──────── TEXT BLOCK ────────

Cohort life expectancy is what the ONS thinks might happen if current trends continue. Those figures are higher. Period life expectancy is if we imagine that this year is what typically people will have for the rest of their lives; cohort life expectancy makes some assumptions about improvements. The cohort life expectancy is now 91.9 for females and 89.3 for males.

I am making that technical point because people often use them interchangeably. To be clear, the cohort life expectancy makes a number of assumptions. My own view is that the ONS assumptions are probably optimistic rather than pessimistic. If I was going to guess where we were in the range between the period, which is the base case, and the optimistic cohort, I would expect it to be rather lower than the ONS, but we can come back to why that is.

Healthy life expectancy is a much more slippery concept, as is disability-free life expectancy, because there is no doubt in any country who is dead and alive—generally. The idea of healthy life expectancy is a self-determined state, which can change over time, and disability is a relative construct. Those are different again from people having a good quality of life. For example, the ONS data suggest that the happiest period of many people’s lives is between 65 and 79. That is a period when they will have more disabilities than they would have had at an earlier stage. It is important that these things are seen to be separate.

If you look around the UK and England, you will see substantial variation. In the most deprived areas, both life expectancy and healthy life expectancy are substantially shorter than in the wealthier areas. In terms of healthy life expectancy, the gap in healthy life expectancy goes up to about 19 years between the highest and lowest deciles—the gap in actual life expectancy between the most and least deprived areas ranges from seven to nine years, depending on which gender we are talking about.

There is a very big difference. If you go around the country, the more granular you are about the geography, the bigger the variation. For example, female age-standardised mortality rates in London would be about 733; in the north-east, they would be about 956. If we then got to a narrower geographical basis, in the City of London, it would be 347, while in Stoke-on-Trent, which is the worst for female life expectancy, it would be 1,174. If we were talking about male age-standardised mortality, for the City of London the figure would be 494, whereas in Blackpool it would be 1553.

My point is that the more granular you are with the detail, the wider the variation; it is not uniform across the country. That tells us many things, but one of them is that this is not a biological necessity; it happens because of socioeconomic status all the way through the life course.

Lord Borwick: Were those figures for deaths per hundred thousand expected in the current year?

Professor Chris Whitty: They were age-standardised mortality rates, which is slightly different, but it is structured against the overall population.

Lord Borwick: Was that a yes?

Professor Chris Whitty: It was a polite no. I was citing age-standardised mortality. If we cite just death rates, because the population structures for these different places are different, you get a very misleading answer. I am giving an age-standardised one, which is a demographic approach to making those rates essentially normalised for the local population.

────────

PARTS OF THE EXERCISE:
[a] Can you edit the life expectancy testimony, starting at the words "Cohort life expectancy is what" and stopping after "89.3 for males.", so that "assumptions" becomes "projections"?
[b] Can you pick up the life expectancy testimony after its final sentence and carry it on?

──────── DATA SUPPLIED ────────

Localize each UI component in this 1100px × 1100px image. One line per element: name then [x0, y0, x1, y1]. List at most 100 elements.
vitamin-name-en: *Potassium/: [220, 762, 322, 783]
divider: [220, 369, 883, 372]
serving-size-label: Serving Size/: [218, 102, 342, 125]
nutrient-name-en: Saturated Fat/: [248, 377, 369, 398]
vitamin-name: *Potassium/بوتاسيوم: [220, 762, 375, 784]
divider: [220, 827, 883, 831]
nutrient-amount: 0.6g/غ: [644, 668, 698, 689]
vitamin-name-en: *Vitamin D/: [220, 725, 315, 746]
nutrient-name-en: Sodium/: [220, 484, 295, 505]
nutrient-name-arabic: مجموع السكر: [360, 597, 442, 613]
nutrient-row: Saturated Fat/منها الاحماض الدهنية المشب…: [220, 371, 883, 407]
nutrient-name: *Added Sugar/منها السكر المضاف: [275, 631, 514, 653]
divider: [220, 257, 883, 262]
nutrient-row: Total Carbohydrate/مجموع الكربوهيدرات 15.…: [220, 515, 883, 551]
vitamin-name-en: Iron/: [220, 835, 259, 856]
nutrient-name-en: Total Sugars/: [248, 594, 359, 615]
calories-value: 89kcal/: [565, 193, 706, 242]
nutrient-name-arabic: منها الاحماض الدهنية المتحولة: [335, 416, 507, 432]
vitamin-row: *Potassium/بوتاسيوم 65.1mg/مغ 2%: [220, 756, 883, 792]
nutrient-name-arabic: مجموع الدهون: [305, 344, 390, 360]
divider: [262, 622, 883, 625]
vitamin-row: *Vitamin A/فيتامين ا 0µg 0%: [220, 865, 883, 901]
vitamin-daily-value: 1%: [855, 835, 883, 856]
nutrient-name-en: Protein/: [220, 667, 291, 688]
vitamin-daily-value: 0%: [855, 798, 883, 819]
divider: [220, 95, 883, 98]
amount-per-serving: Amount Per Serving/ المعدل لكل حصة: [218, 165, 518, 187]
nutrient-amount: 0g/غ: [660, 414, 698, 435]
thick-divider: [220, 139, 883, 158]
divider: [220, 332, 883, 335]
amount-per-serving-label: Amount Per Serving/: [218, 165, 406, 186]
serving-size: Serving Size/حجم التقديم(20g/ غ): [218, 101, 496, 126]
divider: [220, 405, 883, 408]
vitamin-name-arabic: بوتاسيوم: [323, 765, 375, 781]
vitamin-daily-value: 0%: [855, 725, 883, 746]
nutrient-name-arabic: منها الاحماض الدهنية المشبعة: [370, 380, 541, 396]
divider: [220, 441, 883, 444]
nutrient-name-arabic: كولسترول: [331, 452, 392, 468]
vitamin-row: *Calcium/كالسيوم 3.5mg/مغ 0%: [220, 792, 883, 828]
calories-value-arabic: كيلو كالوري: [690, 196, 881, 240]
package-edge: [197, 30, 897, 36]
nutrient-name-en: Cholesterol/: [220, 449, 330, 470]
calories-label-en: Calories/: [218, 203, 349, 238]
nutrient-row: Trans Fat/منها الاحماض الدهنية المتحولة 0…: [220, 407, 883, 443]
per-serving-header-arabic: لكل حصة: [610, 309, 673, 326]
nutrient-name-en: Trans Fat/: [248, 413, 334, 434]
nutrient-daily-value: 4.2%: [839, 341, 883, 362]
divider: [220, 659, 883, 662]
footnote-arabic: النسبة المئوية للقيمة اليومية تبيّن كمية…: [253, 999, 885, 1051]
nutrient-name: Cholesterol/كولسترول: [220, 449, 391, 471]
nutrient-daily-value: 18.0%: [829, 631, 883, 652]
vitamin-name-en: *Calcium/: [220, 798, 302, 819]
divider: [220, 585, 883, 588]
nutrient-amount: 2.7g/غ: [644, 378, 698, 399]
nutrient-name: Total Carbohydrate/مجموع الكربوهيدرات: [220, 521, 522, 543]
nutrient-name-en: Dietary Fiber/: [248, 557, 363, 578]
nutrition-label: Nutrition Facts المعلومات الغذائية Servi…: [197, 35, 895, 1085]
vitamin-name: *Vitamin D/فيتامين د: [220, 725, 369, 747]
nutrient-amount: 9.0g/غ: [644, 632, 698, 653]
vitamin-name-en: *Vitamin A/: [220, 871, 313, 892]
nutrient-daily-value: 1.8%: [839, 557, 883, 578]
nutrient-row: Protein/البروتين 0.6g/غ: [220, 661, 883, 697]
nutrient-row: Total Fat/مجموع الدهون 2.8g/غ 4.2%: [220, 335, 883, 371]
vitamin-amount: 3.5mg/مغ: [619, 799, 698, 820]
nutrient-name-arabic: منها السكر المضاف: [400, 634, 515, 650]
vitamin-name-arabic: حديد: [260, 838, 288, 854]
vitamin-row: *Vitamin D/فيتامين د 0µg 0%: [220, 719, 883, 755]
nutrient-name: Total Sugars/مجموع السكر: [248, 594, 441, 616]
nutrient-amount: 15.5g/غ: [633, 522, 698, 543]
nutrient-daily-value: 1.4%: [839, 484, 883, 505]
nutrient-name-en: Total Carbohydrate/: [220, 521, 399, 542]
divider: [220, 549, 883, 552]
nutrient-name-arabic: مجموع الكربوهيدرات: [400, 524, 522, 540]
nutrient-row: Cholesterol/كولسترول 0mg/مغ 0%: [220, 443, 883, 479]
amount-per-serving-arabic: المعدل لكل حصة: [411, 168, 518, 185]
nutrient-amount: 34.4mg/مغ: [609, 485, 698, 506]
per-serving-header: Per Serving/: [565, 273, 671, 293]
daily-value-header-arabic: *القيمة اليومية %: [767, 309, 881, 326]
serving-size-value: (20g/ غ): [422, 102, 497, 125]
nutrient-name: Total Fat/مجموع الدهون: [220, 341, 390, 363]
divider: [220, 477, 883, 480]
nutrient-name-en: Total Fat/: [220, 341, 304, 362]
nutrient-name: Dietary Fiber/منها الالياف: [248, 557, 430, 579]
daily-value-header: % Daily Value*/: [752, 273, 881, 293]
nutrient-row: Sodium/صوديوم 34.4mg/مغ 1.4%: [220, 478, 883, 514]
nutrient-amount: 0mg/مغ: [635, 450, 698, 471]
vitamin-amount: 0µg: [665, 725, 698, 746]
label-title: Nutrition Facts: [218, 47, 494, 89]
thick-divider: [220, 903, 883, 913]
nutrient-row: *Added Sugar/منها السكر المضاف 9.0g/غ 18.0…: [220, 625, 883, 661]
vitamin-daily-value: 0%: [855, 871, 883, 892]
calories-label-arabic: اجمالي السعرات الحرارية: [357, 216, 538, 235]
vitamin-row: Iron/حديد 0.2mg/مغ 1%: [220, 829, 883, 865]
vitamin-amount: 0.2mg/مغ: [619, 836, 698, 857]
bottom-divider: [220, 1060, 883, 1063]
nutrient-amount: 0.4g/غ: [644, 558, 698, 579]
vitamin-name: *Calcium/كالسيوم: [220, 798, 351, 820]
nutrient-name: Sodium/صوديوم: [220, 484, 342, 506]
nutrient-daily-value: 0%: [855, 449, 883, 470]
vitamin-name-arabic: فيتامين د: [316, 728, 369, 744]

────────

EXPECTED OUTPUTS:
[a]
Cohort life expectancy is what the ONS thinks might happen if current trends continue. Those figures are higher. Period life expectancy is if we imagine that this year is what typically people will have for the rest of their lives; cohort life expectancy makes some projections about improvements. The cohort life expectancy is now 91.9 for females and 89.3 for males.

[b]
Lord Borwick: I think I understand that.

The Chair: I think you are basically saying that, in deprived areas, the age of mortality is lower.

Professor Chris Whitty: Substantially lower, and in terms of healthy years the difference is even more than that. If you wish, I shall stop the numbers there, but I just wanted to put some on record at the beginning to demonstrate that these are hard points.

Baroness Manningham-Buller: We can do numbers, but we sometimes need them explained.

Professor Chris Whitty: Fine.

Viscount Ridley: May I press you on one small point related to the location-versus-decile issue? You are very clear that, at a granular level, you can pick up the deprivation difference in geography, but in our briefing papers we had a chart from the Centre for Ageing Better which showed a bigger gap in Kensington and Chelsea than in Glasgow between how long you live and how long you live healthily for. Is something awry with the granularity there?

Baroness Manningham-Buller: North Kensington.

Professor Chris Whitty: Yes, for north Kensington, that would be true. It has a very wide socioeconomic spectrum within it. When you see big gaps within a local geography, it is usually because there is a very large gradient socioeconomically within a relatively small geographical area.

Viscount Ridley: So this is key to your point about granularity. You are not necessarily going to pick this up on a city-versus-city basis, but on a district basis.

Professor Chris Whitty: Yes. The more granular you get, the bigger the disparities will be.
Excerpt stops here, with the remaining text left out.